**RECORDS SHOWN**
'''
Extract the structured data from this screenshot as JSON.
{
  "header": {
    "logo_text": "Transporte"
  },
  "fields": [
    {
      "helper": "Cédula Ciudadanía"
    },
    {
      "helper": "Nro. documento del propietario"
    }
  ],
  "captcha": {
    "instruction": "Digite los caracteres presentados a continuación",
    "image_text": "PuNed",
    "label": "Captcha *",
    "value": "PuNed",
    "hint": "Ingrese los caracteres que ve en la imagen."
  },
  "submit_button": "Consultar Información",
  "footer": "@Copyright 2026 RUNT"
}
'''
**YOUR OBJECTIVE**
Show, from the listing above, each line that contains the word "helper".

**WRITTEN ANSWER**
      "helper": "Cédula Ciudadanía"
      "helper": "Nro. documento del propietario"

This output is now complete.